:: Information supplied ::
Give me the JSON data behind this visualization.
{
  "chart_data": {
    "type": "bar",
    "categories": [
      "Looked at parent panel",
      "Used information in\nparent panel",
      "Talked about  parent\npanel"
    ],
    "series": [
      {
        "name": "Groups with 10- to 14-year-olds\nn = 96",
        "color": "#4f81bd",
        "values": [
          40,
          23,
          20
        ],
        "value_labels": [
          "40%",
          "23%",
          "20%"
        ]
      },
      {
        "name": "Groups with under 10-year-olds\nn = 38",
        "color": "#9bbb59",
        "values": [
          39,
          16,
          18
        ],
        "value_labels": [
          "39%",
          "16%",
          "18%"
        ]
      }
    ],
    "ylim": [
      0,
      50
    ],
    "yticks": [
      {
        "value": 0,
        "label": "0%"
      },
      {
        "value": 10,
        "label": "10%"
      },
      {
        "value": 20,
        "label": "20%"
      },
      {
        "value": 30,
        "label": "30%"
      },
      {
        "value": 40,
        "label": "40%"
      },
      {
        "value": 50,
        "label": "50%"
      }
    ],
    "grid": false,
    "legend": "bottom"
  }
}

:: Given instruction ::
Output the complete data exactly as written.

:: Expected output ::
Give me the JSON data behind this visualization.
{
  "chart_data": {
    "type": "bar",
    "categories": [
      "Looked at parent panel",
      "Used information in\nparent panel",
      "Talked about  parent\npanel"
    ],
    "series": [
      {
        "name": "Groups with 10- to 14-year-olds\nn = 96",
        "color": "#4f81bd",
        "values": [
          40,
          23,
          20
        ],
        "value_labels": [
          "40%",
          "23%",
          "20%"
        ]
      },
      {
        "name": "Groups with under 10-year-olds\nn = 38",
        "color": "#9bbb59",
        "values": [
          39,
          16,
          18
        ],
        "value_labels": [
          "39%",
          "16%",
          "18%"
        ]
      }
    ],
    "ylim": [
      0,
      50
    ],
    "yticks": [
      {
        "value": 0,
        "label": "0%"
      },
      {
        "value": 10,
        "label": "10%"
      },
      {
        "value": 20,
        "label": "20%"
      },
      {
        "value": 30,
        "label": "30%"
      },
      {
        "value": 40,
        "label": "40%"
      },
      {
        "value": 50,
        "label": "50%"
      }
    ],
    "grid": false,
    "legend": "bottom"
  }
}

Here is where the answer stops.